* The input
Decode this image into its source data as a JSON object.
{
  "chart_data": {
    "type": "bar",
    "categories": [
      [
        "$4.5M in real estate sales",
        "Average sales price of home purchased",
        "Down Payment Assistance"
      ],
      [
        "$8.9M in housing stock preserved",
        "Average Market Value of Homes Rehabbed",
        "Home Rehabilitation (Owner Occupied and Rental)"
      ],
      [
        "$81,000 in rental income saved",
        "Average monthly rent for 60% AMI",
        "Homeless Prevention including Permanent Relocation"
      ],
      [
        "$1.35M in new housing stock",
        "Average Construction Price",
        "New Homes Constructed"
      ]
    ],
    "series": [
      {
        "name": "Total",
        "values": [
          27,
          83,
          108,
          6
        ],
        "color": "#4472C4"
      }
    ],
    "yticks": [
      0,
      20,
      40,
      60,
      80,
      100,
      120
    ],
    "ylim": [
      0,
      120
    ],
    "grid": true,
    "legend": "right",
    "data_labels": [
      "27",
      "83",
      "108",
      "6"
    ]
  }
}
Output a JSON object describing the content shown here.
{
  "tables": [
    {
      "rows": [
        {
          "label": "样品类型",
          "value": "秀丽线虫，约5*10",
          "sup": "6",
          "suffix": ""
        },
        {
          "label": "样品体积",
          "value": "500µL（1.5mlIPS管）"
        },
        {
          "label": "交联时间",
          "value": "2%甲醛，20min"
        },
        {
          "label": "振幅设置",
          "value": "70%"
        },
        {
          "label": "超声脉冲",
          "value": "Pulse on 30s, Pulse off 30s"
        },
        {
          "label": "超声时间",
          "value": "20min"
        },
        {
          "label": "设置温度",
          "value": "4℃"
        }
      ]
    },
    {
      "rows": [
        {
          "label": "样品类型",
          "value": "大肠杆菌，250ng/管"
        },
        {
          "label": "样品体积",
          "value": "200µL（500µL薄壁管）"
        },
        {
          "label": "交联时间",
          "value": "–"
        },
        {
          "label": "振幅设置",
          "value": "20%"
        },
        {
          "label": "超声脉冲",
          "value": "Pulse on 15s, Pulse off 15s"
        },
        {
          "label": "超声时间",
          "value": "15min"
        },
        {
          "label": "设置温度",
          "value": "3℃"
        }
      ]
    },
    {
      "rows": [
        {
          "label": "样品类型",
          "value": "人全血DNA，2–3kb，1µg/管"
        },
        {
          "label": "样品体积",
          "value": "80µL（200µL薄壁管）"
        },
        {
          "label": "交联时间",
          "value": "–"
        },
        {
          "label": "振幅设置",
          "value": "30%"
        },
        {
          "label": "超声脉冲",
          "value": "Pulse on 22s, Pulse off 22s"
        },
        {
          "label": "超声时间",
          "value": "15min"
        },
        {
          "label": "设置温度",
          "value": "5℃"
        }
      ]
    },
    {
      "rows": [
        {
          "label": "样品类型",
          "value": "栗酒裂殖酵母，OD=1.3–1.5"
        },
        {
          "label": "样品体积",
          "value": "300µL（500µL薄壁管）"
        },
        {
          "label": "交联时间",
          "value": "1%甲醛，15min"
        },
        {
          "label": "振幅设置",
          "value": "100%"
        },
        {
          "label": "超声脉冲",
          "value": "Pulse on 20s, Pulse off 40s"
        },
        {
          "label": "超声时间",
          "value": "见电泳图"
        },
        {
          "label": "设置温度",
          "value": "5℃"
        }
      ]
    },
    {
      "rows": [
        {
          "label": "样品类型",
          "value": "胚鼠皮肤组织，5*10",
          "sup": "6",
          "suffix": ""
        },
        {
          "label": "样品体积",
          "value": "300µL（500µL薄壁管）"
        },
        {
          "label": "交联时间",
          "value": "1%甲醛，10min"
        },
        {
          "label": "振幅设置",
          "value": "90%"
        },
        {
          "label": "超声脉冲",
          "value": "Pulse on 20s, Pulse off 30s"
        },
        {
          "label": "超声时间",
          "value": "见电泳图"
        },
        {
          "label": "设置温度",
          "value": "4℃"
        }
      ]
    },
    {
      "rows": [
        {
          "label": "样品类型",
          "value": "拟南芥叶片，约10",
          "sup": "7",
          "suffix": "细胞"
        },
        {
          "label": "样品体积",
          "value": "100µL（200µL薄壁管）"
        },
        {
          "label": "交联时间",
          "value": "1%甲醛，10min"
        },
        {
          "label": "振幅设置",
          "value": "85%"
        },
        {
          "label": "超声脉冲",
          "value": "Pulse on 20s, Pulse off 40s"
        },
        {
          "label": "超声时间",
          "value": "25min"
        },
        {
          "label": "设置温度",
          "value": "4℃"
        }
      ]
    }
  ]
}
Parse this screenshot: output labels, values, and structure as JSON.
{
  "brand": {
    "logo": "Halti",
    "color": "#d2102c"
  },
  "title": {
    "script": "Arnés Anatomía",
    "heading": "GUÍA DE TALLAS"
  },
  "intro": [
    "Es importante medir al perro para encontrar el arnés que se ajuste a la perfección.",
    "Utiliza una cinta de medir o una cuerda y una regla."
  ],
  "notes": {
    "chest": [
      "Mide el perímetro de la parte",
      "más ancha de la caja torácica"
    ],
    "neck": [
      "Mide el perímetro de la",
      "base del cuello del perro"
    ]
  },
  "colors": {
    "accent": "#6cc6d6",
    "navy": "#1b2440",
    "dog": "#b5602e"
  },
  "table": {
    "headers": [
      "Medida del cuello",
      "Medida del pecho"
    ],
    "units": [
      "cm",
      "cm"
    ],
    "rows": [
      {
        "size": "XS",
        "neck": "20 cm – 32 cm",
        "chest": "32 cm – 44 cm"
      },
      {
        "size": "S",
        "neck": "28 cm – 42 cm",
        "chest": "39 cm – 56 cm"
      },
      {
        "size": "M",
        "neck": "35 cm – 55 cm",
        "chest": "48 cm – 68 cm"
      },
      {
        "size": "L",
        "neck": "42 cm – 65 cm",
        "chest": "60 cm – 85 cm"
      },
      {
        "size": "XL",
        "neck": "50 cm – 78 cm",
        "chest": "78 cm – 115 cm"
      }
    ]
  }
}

* Set task
Give the number of lines above that hold the word "perro", and nothing more.

* Exercise answer
2